* begin Records supplied *

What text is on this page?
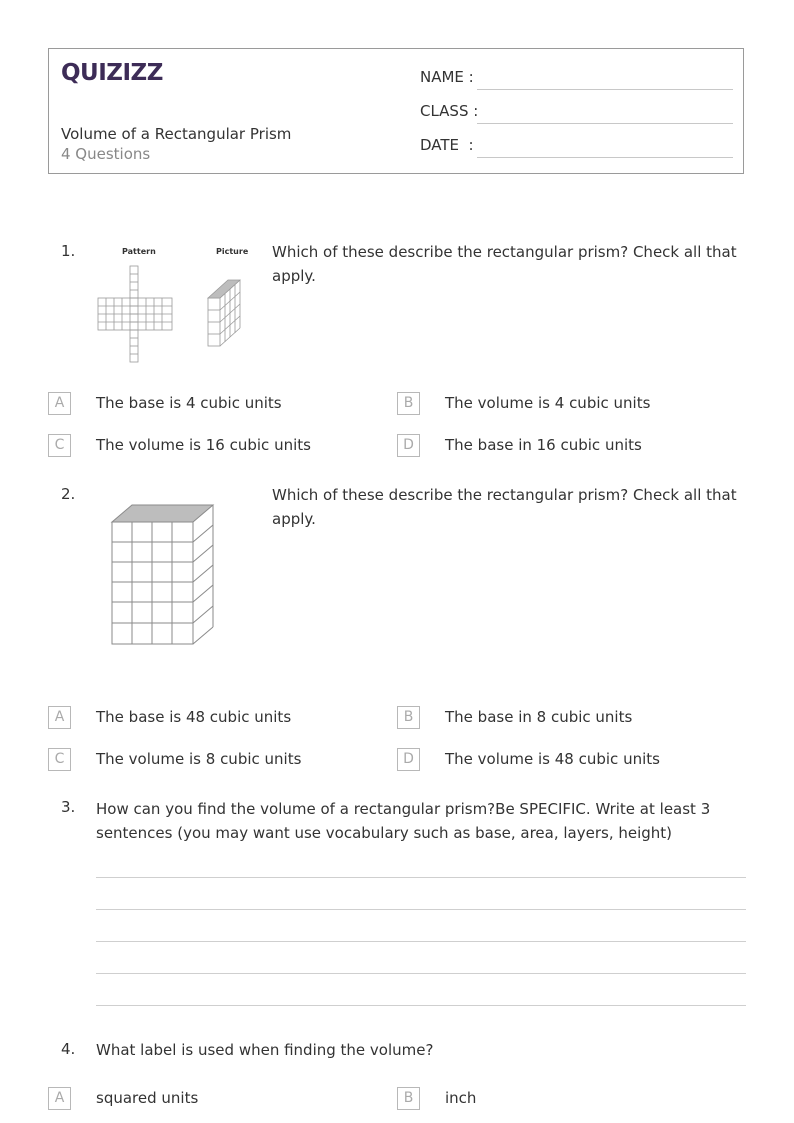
QUIZIZZ
Volume of a Rectangular Prism
4 Questions
NAME :
CLASS :
DATE  :
1.	Which of these describe the rectangular prism? Check all that apply.
Pattern	Picture
A	The base is 4 cubic units	B	The volume is 4 cubic units
C	The volume is 16 cubic units	D	The base in 16 cubic units
2.	Which of these describe the rectangular prism? Check all that apply.
A	The base is 48 cubic units	B	The base in 8 cubic units
C	The volume is 8 cubic units	D	The volume is 48 cubic units
3. How can you find the volume of a rectangular prism?Be SPECIFIC. Write at least 3 sentences (you may want use vocabulary such as base, area, layers, height)
4. What label is used when finding the volume?
A	squared units	B	inch
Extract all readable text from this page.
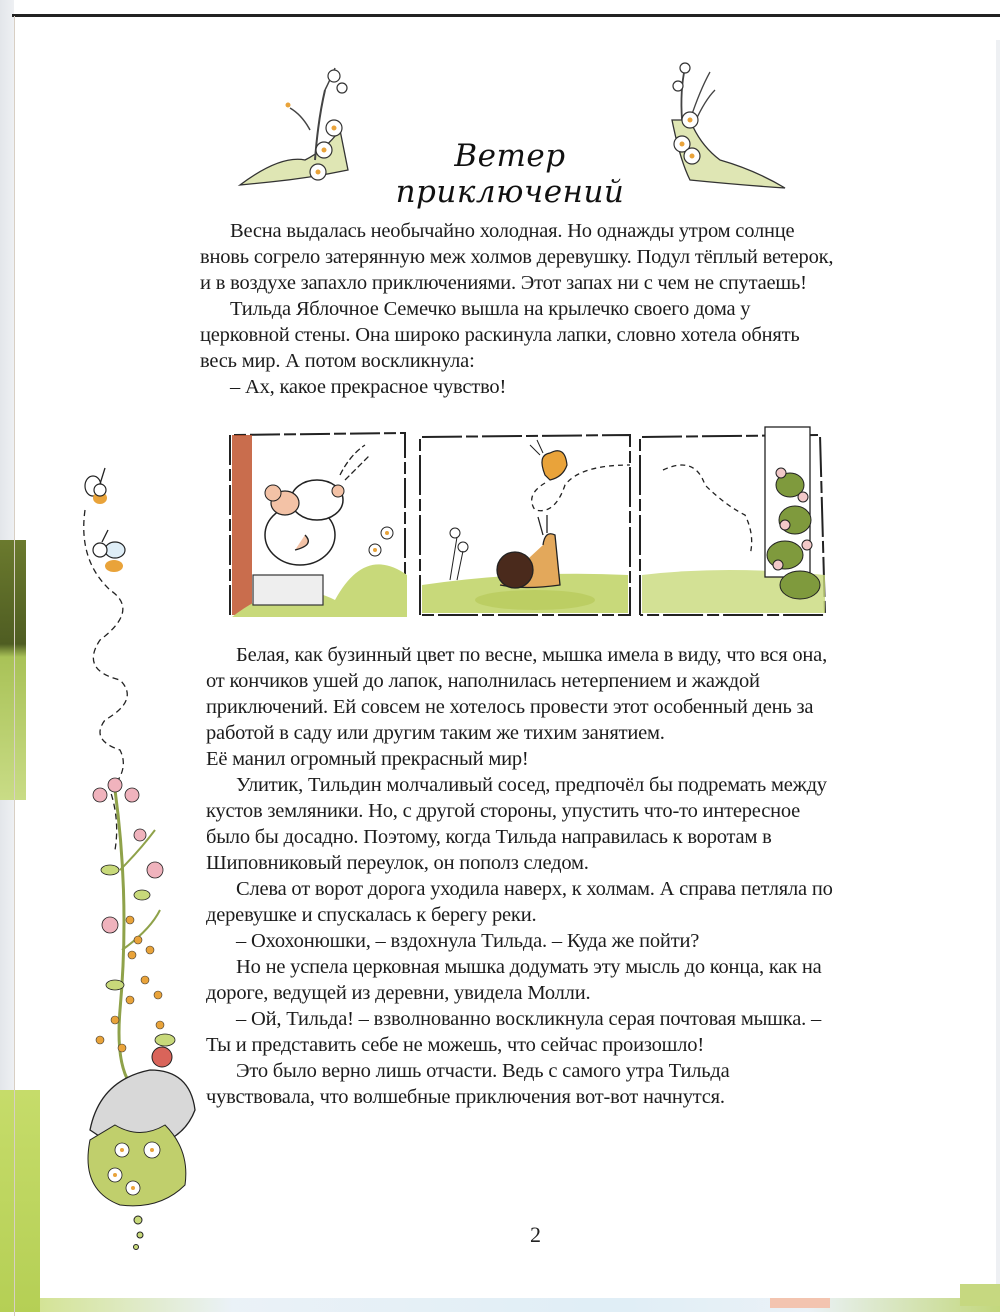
Ветер приключений

Весна выдалась необычайно холодная. Но однажды утром солнце вновь согрело затерянную меж холмов деревушку. Подул тёплый ветерок, и в воздухе запахло приключениями. Этот запах ни с чем не спутаешь!

Тильда Яблочное Семечко вышла на крылечко своего дома у церковной стены. Она широко раскинула лапки, словно хотела обнять весь мир. А потом воскликнула:

– Ах, какое прекрасное чувство!

Белая, как бузинный цвет по весне, мышка имела в виду, что вся она, от кончиков ушей до лапок, наполнилась нетерпением и жаждой приключений. Ей совсем не хотелось провести этот особенный день за работой в саду или другим таким же тихим занятием.

Её манил огромный прекрасный мир!

Улитик, Тильдин молчаливый сосед, предпочёл бы подремать между кустов земляники. Но, с другой стороны, упустить что-то интересное было бы досадно. Поэтому, когда Тильда направилась к воротам в Шиповниковый переулок, он пополз следом.

Слева от ворот дорога уходила наверх, к холмам. А справа петляла по деревушке и спускалась к берегу реки.

– Охохонюшки, – вздохнула Тильда. – Куда же пойти?

Но не успела церковная мышка додумать эту мысль до конца, как на дороге, ведущей из деревни, увидела Молли.

– Ой, Тильда! – взволнованно воскликнула серая почтовая мышка. – Ты и представить себе не можешь, что сейчас произошло!

Это было верно лишь отчасти. Ведь с самого утра Тильда чувствовала, что волшебные приключения вот-вот начнутся.

2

* end Records supplied *

#### Work to complete:
Pull out every line in the material above where "base" occurs.

#### Worked solution:
A	The base is 4 cubic units	B	The volume is 4 cubic units
C	The volume is 16 cubic units	D	The base in 16 cubic units
A	The base is 48 cubic units	B	The base in 8 cubic units
3. How can you find the volume of a rectangular prism?Be SPECIFIC. Write at least 3 sentences (you may want use vocabulary such as base, area, layers, height)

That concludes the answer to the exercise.